(Stored rows)
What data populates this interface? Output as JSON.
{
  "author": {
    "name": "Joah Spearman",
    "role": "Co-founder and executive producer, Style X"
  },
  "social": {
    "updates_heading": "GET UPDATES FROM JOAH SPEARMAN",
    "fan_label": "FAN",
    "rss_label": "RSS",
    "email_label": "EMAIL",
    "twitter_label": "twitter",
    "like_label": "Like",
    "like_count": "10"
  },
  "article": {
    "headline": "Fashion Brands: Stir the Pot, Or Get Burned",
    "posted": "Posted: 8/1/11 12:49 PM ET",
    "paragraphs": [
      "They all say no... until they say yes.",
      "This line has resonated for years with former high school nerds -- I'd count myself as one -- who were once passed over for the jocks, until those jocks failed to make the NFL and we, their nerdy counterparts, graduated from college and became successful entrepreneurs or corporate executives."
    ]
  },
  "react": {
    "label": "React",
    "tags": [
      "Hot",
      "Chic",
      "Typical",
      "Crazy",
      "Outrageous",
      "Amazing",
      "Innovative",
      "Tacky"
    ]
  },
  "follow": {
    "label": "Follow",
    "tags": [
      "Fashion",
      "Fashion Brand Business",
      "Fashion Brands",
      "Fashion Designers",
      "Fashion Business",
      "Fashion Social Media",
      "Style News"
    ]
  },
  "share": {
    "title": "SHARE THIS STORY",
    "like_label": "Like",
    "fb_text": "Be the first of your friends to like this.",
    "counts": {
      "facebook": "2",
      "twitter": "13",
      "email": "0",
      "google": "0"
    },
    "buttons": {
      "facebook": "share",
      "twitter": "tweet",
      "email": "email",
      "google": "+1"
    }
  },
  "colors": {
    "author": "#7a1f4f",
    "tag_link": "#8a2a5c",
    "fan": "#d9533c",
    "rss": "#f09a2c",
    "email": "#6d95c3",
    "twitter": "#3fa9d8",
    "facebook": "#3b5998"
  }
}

(Problem requirements)
Find every line with "Brands" in the listing and state how many there are, nothing else.

(The reply)
2